=== Records that describe figures ===

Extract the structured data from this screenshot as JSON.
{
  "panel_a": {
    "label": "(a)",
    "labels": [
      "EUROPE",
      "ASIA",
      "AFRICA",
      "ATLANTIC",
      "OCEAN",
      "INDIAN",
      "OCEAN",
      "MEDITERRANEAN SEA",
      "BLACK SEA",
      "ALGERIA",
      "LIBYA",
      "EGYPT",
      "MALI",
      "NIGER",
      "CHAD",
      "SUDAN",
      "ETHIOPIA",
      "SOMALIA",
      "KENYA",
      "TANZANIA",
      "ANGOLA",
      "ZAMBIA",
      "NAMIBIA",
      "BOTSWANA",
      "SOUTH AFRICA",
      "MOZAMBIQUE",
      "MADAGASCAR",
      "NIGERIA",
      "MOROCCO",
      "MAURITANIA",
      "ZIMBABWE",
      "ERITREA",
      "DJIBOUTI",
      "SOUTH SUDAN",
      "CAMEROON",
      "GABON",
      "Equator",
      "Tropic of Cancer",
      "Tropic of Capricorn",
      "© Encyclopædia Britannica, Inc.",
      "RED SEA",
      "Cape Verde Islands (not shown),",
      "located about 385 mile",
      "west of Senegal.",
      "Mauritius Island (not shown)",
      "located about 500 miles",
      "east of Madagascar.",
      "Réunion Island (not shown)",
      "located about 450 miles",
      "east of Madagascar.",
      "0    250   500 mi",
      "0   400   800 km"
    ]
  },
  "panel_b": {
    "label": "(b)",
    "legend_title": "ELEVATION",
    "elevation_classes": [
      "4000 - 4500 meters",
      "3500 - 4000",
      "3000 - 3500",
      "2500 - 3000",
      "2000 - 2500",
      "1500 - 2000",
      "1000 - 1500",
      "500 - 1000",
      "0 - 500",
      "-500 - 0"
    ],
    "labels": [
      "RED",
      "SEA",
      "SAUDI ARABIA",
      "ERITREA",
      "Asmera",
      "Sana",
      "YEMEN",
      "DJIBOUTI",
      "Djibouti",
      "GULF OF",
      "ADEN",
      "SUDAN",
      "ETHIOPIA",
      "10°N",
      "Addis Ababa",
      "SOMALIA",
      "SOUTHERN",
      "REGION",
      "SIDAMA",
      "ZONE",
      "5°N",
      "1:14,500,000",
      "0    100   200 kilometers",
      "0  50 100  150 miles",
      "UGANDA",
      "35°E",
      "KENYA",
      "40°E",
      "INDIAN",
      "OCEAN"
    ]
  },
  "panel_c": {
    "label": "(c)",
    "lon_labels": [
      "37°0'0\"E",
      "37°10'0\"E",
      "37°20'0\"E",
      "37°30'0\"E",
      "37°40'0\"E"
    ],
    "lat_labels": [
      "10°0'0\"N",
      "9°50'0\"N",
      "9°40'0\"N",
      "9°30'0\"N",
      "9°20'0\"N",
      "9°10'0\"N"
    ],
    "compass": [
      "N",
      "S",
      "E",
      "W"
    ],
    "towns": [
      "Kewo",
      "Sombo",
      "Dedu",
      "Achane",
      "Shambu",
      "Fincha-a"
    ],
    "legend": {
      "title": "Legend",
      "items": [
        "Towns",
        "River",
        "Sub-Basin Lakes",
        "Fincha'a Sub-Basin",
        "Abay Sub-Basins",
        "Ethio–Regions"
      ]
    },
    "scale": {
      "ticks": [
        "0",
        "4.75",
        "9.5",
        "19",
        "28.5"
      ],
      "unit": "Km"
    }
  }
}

=== PROBLEM TO SOLVE ===
Where a line of the records above holds the word "Tropic", copy that line.

=== RESPONSE ===
      "Tropic of Cancer",
      "Tropic of Capricorn",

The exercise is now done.